### What you are asked to do
Resume the notes on the western comedy about Avram Belinski's journey west, continuing after the last line shown.

### Extract
┌──
    • Wilder worked closely with writers Michael Elias and Frank Shaw to polish later drafts.
    • John Wayne was reportedly interested in playing Tommy Lillard but ultimately declined the part.
    • During development, a possible pairing of Dustin Hoffman as Avram and Jack Nicholson as Tommy was also considered.
    • Frank De Vol, the film’s composer, also appears onscreen as a piano player/old timer.
  • Soundtrack / Score:

    • Frank De Vol composed the music. AFI and Wikipedia both list De Vol as the film’s composer.
    • AFI credits Baruch Cohon with “original chant,” reflecting the film’s use of Jewish religious material within its western-comedy framework.
    • The score supports the film’s mix of frontier western, road movie, religious comedy, and sentimental buddy story.
  • Location:

    • Principal photography began October 30, 1978, in Greeley, Colorado.
    • The production later moved to Arizona near Nogales and the San Rafael Valley, where Native American sequences and the cliff-jumping stunt were filmed.
    • Additional locations included Tucson, Saguaro National Monument, Texas Canyon, El Capitan Beach north of Santa Barbara, Lake Tahoe, and Jenner, California.
    • Cast and crew also used four soundstages at Metro-Goldwyn-Mayer Studios and the backlot of The Burbank Studios.
    • AFI reports the shooting schedule totaled 61 days and finished three days early.
  • Act 1:

    • Avram Belinski is sent from Poland to San Francisco to serve as a rabbi for a new congregation.
    • He arrives in Philadelphia but quickly proves inexperienced with American travel, frontier customs, and basic survival.
    • Avram is tricked by con men, robbed, and left stranded, turning his religious mission into a long survival journey west.
    • The early mistaken-identity material includes Avram encountering Amish people and initially assuming they are fellow Jews because of their clothing and appearance.
  • Act 2:

    • Avram eventually crosses paths with Tommy Lillard, a bank robber who becomes his reluctant protector and guide.
    • Their friendship becomes the movie’s central odd-couple structure: Avram is guided by faith and innocence, while Tommy survives through outlaw pragmatism.
    • One key comic conflict involves Avram refusing to ride on the Sabbath, even when danger is close behind.
    • The journey includes encounters with Native American characters, harsh weather, frontier violence, and a monastery sequence built around silence and misunderstanding.
  • Act 3:

    • Near San Francisco, Avram again encounters the men who robbed him earlier in the film.
    • A beach confrontation forces Avram into a moral crisis when he kills in self-defense.
└──
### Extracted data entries
┌──
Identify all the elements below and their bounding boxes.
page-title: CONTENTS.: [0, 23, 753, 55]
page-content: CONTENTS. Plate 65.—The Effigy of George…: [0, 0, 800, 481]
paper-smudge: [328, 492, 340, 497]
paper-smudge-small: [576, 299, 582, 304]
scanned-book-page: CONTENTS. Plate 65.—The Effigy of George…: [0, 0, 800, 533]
└──
### Your response
    • Avram begins doubting whether he is still worthy to be a rabbi, especially after realizing he prioritized saving the Torah over saving Tommy.
    • Tommy helps restore Avram’s confidence by reminding him that his actions do not erase who he is inside.
    • The ending resolves Avram’s journey in San Francisco, where he regains his composure, faces his enemies, and begins his new life with Tommy as his best man.
  • Easter Eggs:

    • The title The Frisco Kid reused the name of an unrelated 1935 Warner Bros. film set during the mid-19th century. AFI specifically notes the 1979 movie is otherwise unrelated to the earlier production.
    • The poster tagline — “The greatest cowboy who ever rode into the wild west… from Poland.” — sells the film’s central fish-out-of-water joke.
    • The original title No Knife connects directly to Avram’s nonviolent religious identity, but the studio replaced it with a more marketable western-comedy title.
    • Harrison Ford’s casting came shortly after Star Wars and before Raiders of the Lost Ark, placing the film in an interesting transition point in his late-1970s career.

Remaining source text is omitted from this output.